■ INSTRUCTIONS FOR THE TASK ■
Go through the records and extract every line with the word "ソリューションズ".

■ MATERIAL SHOWN ■

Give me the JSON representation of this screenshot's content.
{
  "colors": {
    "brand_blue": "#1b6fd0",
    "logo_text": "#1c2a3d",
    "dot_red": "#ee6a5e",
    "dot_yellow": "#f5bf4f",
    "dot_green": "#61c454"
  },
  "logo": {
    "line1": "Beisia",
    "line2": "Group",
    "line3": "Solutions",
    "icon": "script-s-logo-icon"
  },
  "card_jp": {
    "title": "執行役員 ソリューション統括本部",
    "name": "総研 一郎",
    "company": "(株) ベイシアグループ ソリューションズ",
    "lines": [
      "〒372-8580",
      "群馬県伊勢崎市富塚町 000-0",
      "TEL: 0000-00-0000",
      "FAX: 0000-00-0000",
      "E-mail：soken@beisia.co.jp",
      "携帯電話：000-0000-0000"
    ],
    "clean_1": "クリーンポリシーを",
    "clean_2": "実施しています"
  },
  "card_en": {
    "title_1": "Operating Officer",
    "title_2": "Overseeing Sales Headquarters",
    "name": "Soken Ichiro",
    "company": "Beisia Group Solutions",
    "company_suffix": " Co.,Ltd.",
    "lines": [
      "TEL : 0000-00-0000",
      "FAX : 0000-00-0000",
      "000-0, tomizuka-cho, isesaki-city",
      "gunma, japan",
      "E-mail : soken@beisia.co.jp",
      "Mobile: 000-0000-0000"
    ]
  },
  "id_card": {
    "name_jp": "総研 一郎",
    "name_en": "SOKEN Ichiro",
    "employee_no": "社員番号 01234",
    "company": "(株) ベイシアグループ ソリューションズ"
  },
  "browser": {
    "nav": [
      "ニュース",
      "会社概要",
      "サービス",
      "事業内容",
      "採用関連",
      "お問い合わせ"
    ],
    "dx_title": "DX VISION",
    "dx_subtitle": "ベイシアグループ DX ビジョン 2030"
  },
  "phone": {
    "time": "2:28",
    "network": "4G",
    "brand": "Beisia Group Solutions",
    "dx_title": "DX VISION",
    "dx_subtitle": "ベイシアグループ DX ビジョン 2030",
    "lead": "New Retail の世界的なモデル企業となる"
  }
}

==

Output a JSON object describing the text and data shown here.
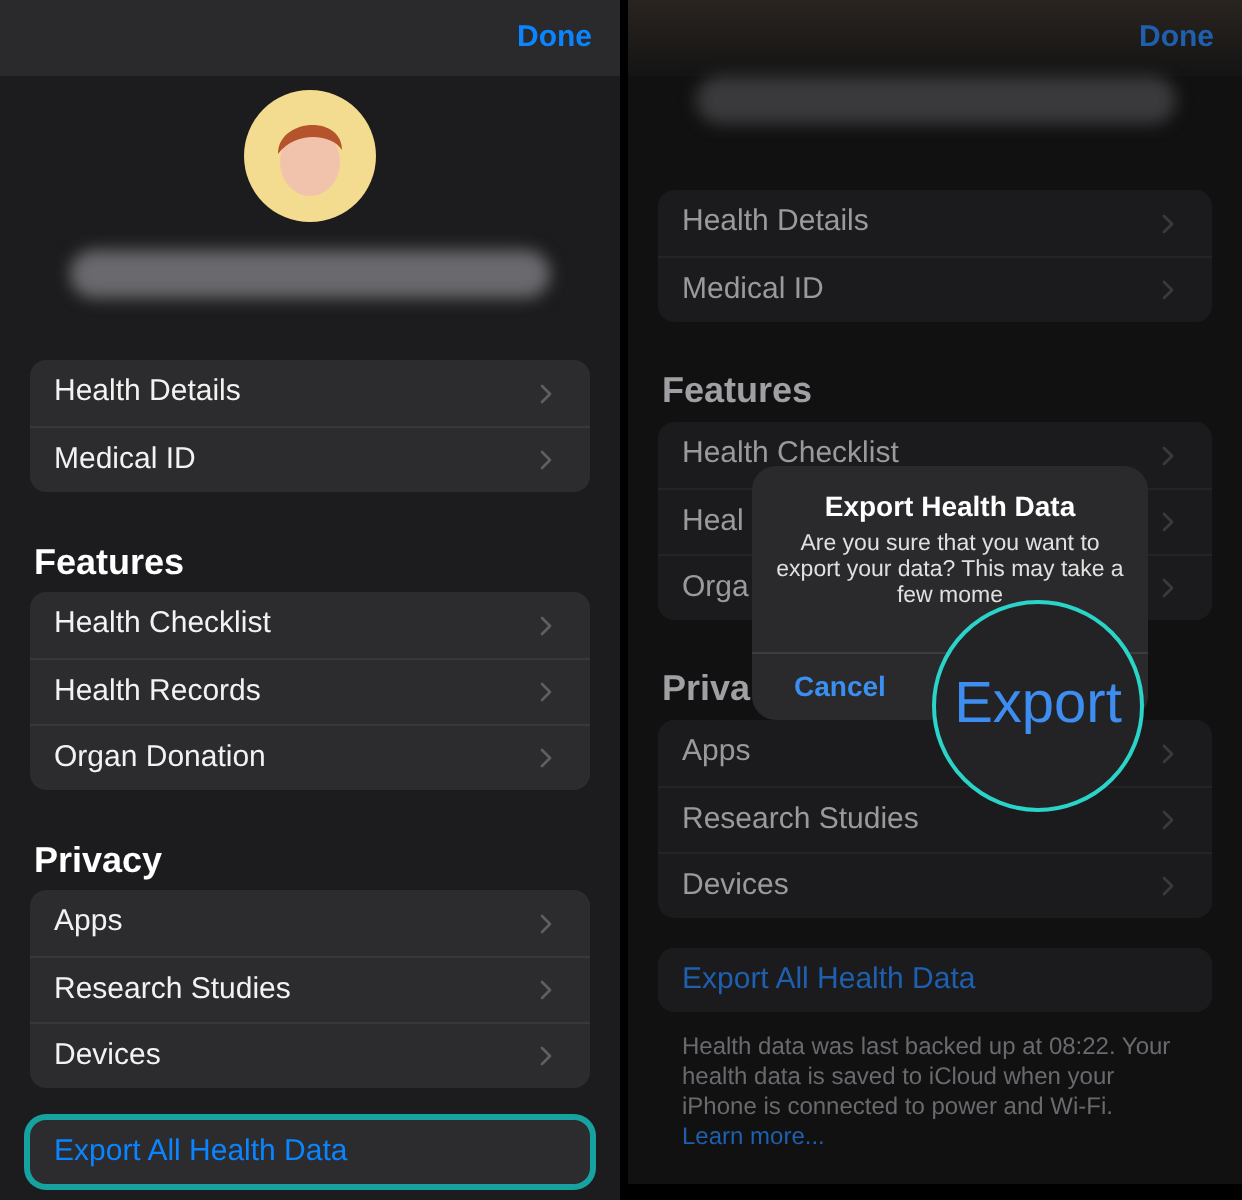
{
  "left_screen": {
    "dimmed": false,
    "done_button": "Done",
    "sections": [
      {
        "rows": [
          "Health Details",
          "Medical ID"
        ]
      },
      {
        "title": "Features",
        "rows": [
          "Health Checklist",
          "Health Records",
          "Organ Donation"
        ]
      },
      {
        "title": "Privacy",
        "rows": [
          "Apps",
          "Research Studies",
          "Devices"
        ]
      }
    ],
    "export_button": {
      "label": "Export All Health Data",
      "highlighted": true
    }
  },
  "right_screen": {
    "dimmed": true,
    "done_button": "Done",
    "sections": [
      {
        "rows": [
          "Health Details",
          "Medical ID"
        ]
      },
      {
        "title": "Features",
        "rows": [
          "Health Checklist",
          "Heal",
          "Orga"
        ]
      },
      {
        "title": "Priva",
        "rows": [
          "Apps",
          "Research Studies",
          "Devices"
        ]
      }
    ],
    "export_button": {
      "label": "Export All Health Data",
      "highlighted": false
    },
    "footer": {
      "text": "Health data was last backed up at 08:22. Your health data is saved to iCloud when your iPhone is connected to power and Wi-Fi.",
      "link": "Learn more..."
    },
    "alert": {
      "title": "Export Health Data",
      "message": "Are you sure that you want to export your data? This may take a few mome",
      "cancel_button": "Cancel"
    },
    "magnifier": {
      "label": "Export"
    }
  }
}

■ REPLY ■
    "company": "(株) ベイシアグループ ソリューションズ",
    "company": "(株) ベイシアグループ ソリューションズ"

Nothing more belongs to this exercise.